Each entry below is to be extracted exactly.
==================================================
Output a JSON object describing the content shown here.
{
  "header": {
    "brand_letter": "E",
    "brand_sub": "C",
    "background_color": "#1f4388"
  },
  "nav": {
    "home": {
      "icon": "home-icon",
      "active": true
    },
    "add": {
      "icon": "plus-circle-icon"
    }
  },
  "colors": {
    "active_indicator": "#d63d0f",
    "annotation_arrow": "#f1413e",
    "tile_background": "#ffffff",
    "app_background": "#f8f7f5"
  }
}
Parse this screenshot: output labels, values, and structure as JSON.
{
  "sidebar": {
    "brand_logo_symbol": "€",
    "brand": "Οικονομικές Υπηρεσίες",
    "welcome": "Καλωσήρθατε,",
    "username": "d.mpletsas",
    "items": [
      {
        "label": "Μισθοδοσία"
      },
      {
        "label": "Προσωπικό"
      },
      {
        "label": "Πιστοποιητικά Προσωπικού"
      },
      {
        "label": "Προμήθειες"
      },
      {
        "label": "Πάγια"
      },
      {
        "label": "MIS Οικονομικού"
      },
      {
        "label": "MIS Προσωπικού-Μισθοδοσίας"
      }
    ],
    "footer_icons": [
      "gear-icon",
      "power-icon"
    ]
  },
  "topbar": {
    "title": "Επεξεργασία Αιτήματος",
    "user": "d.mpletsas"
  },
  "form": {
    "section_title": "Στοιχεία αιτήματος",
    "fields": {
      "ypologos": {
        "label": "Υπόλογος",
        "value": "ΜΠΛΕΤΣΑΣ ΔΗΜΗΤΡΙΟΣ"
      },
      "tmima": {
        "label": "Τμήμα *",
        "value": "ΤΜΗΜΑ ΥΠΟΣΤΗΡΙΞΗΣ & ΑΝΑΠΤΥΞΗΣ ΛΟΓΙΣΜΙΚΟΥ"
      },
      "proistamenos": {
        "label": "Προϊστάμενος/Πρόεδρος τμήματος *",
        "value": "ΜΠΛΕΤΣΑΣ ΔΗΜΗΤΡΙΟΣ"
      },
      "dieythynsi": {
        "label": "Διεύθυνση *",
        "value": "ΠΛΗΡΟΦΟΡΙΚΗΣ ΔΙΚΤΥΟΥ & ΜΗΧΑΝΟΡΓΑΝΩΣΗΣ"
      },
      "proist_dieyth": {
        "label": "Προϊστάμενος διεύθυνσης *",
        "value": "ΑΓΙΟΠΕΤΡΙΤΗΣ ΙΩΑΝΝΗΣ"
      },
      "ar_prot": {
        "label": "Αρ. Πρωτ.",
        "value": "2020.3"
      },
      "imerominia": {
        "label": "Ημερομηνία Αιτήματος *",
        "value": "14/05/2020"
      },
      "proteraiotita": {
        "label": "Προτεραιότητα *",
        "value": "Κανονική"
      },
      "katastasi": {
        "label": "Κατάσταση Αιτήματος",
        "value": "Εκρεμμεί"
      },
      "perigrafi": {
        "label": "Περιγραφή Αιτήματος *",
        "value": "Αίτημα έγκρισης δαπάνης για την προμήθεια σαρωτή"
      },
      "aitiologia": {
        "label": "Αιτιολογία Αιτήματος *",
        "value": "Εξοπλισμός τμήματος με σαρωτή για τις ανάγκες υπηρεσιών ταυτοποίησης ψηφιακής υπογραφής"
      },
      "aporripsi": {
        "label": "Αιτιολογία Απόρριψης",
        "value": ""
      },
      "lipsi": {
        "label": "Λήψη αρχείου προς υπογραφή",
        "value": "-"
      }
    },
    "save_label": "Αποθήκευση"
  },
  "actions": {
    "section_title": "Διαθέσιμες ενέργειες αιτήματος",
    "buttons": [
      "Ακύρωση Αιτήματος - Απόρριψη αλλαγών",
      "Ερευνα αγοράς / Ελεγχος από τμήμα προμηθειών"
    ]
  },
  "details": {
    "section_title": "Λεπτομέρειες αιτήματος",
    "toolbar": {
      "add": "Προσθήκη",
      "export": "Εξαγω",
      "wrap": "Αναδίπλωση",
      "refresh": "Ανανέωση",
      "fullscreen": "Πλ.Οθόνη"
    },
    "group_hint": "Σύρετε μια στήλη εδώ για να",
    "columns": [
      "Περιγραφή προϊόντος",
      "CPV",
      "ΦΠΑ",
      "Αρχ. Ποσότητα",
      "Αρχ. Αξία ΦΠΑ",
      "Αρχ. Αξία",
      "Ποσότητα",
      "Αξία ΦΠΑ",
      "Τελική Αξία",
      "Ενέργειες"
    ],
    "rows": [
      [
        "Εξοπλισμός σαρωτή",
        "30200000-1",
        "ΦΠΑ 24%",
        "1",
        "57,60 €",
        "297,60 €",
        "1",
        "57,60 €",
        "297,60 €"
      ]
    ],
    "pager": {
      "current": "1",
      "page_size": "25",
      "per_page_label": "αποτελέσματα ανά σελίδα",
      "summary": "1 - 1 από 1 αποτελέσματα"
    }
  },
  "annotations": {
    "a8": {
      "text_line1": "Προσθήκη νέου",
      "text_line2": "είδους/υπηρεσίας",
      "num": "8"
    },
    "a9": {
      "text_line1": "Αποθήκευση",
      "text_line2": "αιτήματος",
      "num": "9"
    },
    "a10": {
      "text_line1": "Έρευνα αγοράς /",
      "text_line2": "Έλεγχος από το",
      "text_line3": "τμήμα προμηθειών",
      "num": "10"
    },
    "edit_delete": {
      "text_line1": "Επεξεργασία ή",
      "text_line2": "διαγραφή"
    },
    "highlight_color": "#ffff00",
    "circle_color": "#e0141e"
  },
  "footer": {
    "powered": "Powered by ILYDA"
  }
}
==================================================
Task result:
Output a JSON object describing the content shown here.
{
  "header": {
    "brand_letter": "E",
    "brand_sub": "C",
    "background_color": "#1f4388"
  },
  "nav": {
    "home": {
      "icon": "home-icon",
      "active": true
    },
    "add": {
      "icon": "plus-circle-icon"
    }
  },
  "colors": {
    "active_indicator": "#d63d0f",
    "annotation_arrow": "#f1413e",
    "tile_background": "#ffffff",
    "app_background": "#f8f7f5"
  }
}
Parse this screenshot: output labels, values, and structure as JSON.
{
  "sidebar": {
    "brand_logo_symbol": "€",
    "brand": "Οικονομικές Υπηρεσίες",
    "welcome": "Καλωσήρθατε,",
    "username": "d.mpletsas",
    "items": [
      {
        "label": "Μισθοδοσία"
      },
      {
        "label": "Προσωπικό"
      },
      {
        "label": "Πιστοποιητικά Προσωπικού"
      },
      {
        "label": "Προμήθειες"
      },
      {
        "label": "Πάγια"
      },
      {
        "label": "MIS Οικονομικού"
      },
      {
        "label": "MIS Προσωπικού-Μισθοδοσίας"
      }
    ],
    "footer_icons": [
      "gear-icon",
      "power-icon"
    ]
  },
  "topbar": {
    "title": "Επεξεργασία Αιτήματος",
    "user": "d.mpletsas"
  },
  "form": {
    "section_title": "Στοιχεία αιτήματος",
    "fields": {
      "ypologos": {
        "label": "Υπόλογος",
        "value": "ΜΠΛΕΤΣΑΣ ΔΗΜΗΤΡΙΟΣ"
      },
      "tmima": {
        "label": "Τμήμα *",
        "value": "ΤΜΗΜΑ ΥΠΟΣΤΗΡΙΞΗΣ & ΑΝΑΠΤΥΞΗΣ ΛΟΓΙΣΜΙΚΟΥ"
      },
      "proistamenos": {
        "label": "Προϊστάμενος/Πρόεδρος τμήματος *",
        "value": "ΜΠΛΕΤΣΑΣ ΔΗΜΗΤΡΙΟΣ"
      },
      "dieythynsi": {
        "label": "Διεύθυνση *",
        "value": "ΠΛΗΡΟΦΟΡΙΚΗΣ ΔΙΚΤΥΟΥ & ΜΗΧΑΝΟΡΓΑΝΩΣΗΣ"
      },
      "proist_dieyth": {
        "label": "Προϊστάμενος διεύθυνσης *",
        "value": "ΑΓΙΟΠΕΤΡΙΤΗΣ ΙΩΑΝΝΗΣ"
      },
      "ar_prot": {
        "label": "Αρ. Πρωτ.",
        "value": "2020.3"
      },
      "imerominia": {
        "label": "Ημερομηνία Αιτήματος *",
        "value": "14/05/2020"
      },
      "proteraiotita": {
        "label": "Προτεραιότητα *",
        "value": "Κανονική"
      },
      "katastasi": {
        "label": "Κατάσταση Αιτήματος",
        "value": "Εκρεμμεί"
      },
      "perigrafi": {
        "label": "Περιγραφή Αιτήματος *",
        "value": "Αίτημα έγκρισης δαπάνης για την προμήθεια σαρωτή"
      },
      "aitiologia": {
        "label": "Αιτιολογία Αιτήματος *",
        "value": "Εξοπλισμός τμήματος με σαρωτή για τις ανάγκες υπηρεσιών ταυτοποίησης ψηφιακής υπογραφής"
      },
      "aporripsi": {
        "label": "Αιτιολογία Απόρριψης",
        "value": ""
      },
      "lipsi": {
        "label": "Λήψη αρχείου προς υπογραφή",
        "value": "-"
      }
    },
    "save_label": "Αποθήκευση"
  },
  "actions": {
    "section_title": "Διαθέσιμες ενέργειες αιτήματος",
    "buttons": [
      "Ακύρωση Αιτήματος - Απόρριψη αλλαγών",
      "Ερευνα αγοράς / Ελεγχος από τμήμα προμηθειών"
    ]
  },
  "details": {
    "section_title": "Λεπτομέρειες αιτήματος",
    "toolbar": {
      "add": "Προσθήκη",
      "export": "Εξαγω",
      "wrap": "Αναδίπλωση",
      "refresh": "Ανανέωση",
      "fullscreen": "Πλ.Οθόνη"
    },
    "group_hint": "Σύρετε μια στήλη εδώ για να",
    "columns": [
      "Περιγραφή προϊόντος",
      "CPV",
      "ΦΠΑ",
      "Αρχ. Ποσότητα",
      "Αρχ. Αξία ΦΠΑ",
      "Αρχ. Αξία",
      "Ποσότητα",
      "Αξία ΦΠΑ",
      "Τελική Αξία",
      "Ενέργειες"
    ],
    "rows": [
      [
        "Εξοπλισμός σαρωτή",
        "30200000-1",
        "ΦΠΑ 24%",
        "1",
        "57,60 €",
        "297,60 €",
        "1",
        "57,60 €",
        "297,60 €"
      ]
    ],
    "pager": {
      "current": "1",
      "page_size": "25",
      "per_page_label": "αποτελέσματα ανά σελίδα",
      "summary": "1 - 1 από 1 αποτελέσματα"
    }
  },
  "annotations": {
    "a8": {
      "text_line1": "Προσθήκη νέου",
      "text_line2": "είδους/υπηρεσίας",
      "num": "8"
    },
    "a9": {
      "text_line1": "Αποθήκευση",
      "text_line2": "αιτήματος",
      "num": "9"
    },
    "a10": {
      "text_line1": "Έρευνα αγοράς /",
      "text_line2": "Έλεγχος από το",
      "text_line3": "τμήμα προμηθειών",
      "num": "10"
    },
    "edit_delete": {
      "text_line1": "Επεξεργασία ή",
      "text_line2": "διαγραφή"
    },
    "highlight_color": "#ffff00",
    "circle_color": "#e0141e"
  },
  "footer": {
    "powered": "Powered by ILYDA"
  }
}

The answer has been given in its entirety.